Every line of the data that contains the string "Years" must be copied.

• Document text records:
__________________________________________________
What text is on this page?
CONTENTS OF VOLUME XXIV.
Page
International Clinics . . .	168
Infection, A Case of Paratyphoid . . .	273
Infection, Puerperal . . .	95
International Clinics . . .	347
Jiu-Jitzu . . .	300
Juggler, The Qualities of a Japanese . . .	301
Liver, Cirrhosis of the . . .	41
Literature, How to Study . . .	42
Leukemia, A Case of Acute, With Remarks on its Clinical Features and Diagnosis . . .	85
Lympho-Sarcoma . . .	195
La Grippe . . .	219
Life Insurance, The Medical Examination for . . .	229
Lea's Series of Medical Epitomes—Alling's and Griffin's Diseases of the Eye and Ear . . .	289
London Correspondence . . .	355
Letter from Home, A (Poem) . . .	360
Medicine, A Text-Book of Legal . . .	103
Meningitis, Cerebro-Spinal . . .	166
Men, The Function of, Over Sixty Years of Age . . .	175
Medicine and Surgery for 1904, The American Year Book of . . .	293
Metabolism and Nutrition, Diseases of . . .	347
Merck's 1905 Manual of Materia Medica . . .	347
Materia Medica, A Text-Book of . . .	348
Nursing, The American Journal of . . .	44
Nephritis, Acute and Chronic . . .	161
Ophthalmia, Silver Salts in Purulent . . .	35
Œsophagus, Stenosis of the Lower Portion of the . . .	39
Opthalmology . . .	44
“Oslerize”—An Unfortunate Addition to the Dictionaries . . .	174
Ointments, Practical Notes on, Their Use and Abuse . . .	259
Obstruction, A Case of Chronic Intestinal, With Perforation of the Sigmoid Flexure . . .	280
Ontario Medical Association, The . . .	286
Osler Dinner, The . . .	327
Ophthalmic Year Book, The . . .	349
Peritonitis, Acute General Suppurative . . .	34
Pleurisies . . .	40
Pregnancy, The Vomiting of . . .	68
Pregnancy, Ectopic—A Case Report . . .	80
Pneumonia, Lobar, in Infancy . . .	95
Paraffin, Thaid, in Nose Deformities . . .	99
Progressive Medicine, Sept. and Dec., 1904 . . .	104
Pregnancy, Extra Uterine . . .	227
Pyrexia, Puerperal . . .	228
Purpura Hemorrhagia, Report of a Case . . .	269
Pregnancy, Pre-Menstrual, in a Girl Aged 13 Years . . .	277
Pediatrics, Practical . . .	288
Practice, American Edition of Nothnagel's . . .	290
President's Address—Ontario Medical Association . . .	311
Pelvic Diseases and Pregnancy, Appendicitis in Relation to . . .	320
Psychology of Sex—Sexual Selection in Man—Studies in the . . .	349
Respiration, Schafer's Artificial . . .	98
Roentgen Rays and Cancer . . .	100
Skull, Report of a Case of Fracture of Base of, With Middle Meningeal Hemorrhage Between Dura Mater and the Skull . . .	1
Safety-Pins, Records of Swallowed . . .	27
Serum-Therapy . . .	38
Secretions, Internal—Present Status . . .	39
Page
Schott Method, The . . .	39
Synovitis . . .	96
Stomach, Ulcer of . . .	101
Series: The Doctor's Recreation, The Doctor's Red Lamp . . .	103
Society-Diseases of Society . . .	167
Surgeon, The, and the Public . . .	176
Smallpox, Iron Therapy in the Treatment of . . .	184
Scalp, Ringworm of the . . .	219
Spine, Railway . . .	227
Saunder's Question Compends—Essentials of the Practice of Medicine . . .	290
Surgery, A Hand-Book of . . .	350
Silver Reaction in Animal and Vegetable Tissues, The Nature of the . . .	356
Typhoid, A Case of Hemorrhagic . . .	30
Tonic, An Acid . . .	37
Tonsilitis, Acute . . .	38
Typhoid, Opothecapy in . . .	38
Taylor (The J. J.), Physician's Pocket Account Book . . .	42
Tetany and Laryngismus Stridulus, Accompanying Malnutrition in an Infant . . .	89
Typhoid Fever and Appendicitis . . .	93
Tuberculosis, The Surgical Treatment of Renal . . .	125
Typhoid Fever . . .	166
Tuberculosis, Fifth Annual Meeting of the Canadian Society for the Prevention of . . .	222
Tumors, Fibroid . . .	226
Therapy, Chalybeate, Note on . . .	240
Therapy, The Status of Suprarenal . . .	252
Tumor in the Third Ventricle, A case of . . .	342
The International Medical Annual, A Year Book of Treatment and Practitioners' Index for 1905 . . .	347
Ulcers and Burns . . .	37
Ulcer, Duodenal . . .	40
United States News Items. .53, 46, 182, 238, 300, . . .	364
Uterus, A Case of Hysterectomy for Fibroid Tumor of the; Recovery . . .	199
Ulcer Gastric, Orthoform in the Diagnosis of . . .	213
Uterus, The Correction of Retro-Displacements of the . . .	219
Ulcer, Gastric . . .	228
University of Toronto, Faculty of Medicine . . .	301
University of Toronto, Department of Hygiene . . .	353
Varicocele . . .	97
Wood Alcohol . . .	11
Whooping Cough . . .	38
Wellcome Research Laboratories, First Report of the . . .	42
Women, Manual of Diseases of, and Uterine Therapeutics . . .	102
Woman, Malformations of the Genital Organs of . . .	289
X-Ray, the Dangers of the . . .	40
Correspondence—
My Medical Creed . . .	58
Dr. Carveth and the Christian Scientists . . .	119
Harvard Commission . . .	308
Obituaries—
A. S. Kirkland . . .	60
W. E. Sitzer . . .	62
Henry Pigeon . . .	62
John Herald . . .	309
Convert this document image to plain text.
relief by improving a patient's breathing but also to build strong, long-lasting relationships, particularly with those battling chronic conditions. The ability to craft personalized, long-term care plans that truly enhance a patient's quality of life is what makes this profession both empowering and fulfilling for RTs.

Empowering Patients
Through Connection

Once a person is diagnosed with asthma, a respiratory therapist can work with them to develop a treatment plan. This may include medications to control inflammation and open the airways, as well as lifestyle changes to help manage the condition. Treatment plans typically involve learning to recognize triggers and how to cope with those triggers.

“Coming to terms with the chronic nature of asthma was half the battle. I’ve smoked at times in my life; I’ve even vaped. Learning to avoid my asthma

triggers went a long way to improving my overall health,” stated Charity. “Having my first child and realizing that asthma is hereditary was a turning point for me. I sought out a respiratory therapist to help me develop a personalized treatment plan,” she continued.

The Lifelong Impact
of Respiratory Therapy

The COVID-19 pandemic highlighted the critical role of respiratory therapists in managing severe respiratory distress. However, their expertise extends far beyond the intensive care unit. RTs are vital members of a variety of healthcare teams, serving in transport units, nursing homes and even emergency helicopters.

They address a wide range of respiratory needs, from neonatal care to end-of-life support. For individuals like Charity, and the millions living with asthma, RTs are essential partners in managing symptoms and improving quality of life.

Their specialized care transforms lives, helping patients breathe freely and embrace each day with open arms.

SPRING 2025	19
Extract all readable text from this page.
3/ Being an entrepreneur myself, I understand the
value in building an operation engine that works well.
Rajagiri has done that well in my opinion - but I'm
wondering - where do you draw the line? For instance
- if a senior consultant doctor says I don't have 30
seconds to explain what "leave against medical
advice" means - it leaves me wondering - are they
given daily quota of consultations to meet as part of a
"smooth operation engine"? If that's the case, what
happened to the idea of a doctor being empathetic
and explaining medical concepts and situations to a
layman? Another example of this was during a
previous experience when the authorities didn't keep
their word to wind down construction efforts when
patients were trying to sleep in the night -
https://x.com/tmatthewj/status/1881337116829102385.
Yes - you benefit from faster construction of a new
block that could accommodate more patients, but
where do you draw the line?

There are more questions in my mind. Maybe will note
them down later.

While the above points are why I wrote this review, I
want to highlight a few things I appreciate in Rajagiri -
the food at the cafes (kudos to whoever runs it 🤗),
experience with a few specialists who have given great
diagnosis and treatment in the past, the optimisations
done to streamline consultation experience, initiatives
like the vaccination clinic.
__________________________________________________
• Problem solution:
Men, The Function of, Over Sixty Years of Age . . .	175
Pregnancy, Pre-Menstrual, in a Girl Aged 13 Years . . .	277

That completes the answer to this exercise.